• INSTRUCTIONS FOR THE TASK: Exact repetition is required: output every record in full.

• EXERCISE INPUT:
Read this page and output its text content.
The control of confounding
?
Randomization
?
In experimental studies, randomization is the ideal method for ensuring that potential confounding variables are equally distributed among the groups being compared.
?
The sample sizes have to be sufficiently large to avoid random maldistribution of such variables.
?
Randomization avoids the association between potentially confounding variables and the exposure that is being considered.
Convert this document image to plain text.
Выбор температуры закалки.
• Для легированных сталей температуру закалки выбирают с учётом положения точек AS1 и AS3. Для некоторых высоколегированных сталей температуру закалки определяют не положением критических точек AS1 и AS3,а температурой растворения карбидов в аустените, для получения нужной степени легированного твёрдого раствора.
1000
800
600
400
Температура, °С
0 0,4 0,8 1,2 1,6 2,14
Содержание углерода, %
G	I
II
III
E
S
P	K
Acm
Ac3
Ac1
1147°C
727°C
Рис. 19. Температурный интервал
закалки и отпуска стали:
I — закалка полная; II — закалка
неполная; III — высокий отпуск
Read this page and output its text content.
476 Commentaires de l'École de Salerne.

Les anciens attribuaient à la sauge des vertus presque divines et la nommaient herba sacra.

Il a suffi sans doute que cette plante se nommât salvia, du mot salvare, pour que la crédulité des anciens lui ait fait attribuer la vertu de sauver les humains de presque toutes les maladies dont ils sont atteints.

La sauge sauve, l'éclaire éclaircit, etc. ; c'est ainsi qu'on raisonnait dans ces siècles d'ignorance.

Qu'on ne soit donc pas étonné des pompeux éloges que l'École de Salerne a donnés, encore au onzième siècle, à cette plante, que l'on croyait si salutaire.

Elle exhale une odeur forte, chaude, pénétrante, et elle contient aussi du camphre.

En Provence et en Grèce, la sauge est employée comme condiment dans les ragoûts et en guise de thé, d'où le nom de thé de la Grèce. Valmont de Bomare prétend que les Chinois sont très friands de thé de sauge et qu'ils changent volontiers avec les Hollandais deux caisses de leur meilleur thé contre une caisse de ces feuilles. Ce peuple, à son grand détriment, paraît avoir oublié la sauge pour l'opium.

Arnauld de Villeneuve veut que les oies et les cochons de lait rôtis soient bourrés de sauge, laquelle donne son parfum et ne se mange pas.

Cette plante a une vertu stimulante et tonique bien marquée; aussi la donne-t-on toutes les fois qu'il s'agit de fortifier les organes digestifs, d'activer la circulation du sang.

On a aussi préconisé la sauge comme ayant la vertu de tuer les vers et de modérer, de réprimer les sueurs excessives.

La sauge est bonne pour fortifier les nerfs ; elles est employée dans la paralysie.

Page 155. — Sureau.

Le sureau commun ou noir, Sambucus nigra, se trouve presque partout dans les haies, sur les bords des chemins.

• EXERCISE SOLUTION:
Read this page and output its text content.
The control of confounding
?
Randomization
?
In experimental studies, randomization is the ideal method for ensuring that potential confounding variables are equally distributed among the groups being compared.
?
The sample sizes have to be sufficiently large to avoid random maldistribution of such variables.
?
Randomization avoids the association between potentially confounding variables and the exposure that is being considered.
Convert this document image to plain text.
Выбор температуры закалки.
• Для легированных сталей температуру закалки выбирают с учётом положения точек AS1 и AS3. Для некоторых высоколегированных сталей температуру закалки определяют не положением критических точек AS1 и AS3,а температурой растворения карбидов в аустените, для получения нужной степени легированного твёрдого раствора.
1000
800
600
400
Температура, °С
0 0,4 0,8 1,2 1,6 2,14
Содержание углерода, %
G	I
II
III
E
S
P	K
Acm
Ac3
Ac1
1147°C
727°C
Рис. 19. Температурный интервал
закалки и отпуска стали:
I — закалка полная; II — закалка
неполная; III — высокий отпуск
Read this page and output its text content.
476 Commentaires de l'École de Salerne.

Les anciens attribuaient à la sauge des vertus presque divines et la nommaient herba sacra.

Il a suffi sans doute que cette plante se nommât salvia, du mot salvare, pour que la crédulité des anciens lui ait fait attribuer la vertu de sauver les humains de presque toutes les maladies dont ils sont atteints.

La sauge sauve, l'éclaire éclaircit, etc. ; c'est ainsi qu'on raisonnait dans ces siècles d'ignorance.

Qu'on ne soit donc pas étonné des pompeux éloges que l'École de Salerne a donnés, encore au onzième siècle, à cette plante, que l'on croyait si salutaire.

Elle exhale une odeur forte, chaude, pénétrante, et elle contient aussi du camphre.

En Provence et en Grèce, la sauge est employée comme condiment dans les ragoûts et en guise de thé, d'où le nom de thé de la Grèce. Valmont de Bomare prétend que les Chinois sont très friands de thé de sauge et qu'ils changent volontiers avec les Hollandais deux caisses de leur meilleur thé contre une caisse de ces feuilles. Ce peuple, à son grand détriment, paraît avoir oublié la sauge pour l'opium.

Arnauld de Villeneuve veut que les oies et les cochons de lait rôtis soient bourrés de sauge, laquelle donne son parfum et ne se mange pas.

Cette plante a une vertu stimulante et tonique bien marquée; aussi la donne-t-on toutes les fois qu'il s'agit de fortifier les organes digestifs, d'activer la circulation du sang.

On a aussi préconisé la sauge comme ayant la vertu de tuer les vers et de modérer, de réprimer les sueurs excessives.

La sauge est bonne pour fortifier les nerfs ; elles est employée dans la paralysie.

Page 155. — Sureau.

Le sureau commun ou noir, Sambucus nigra, se trouve presque partout dans les haies, sur les bords des chemins.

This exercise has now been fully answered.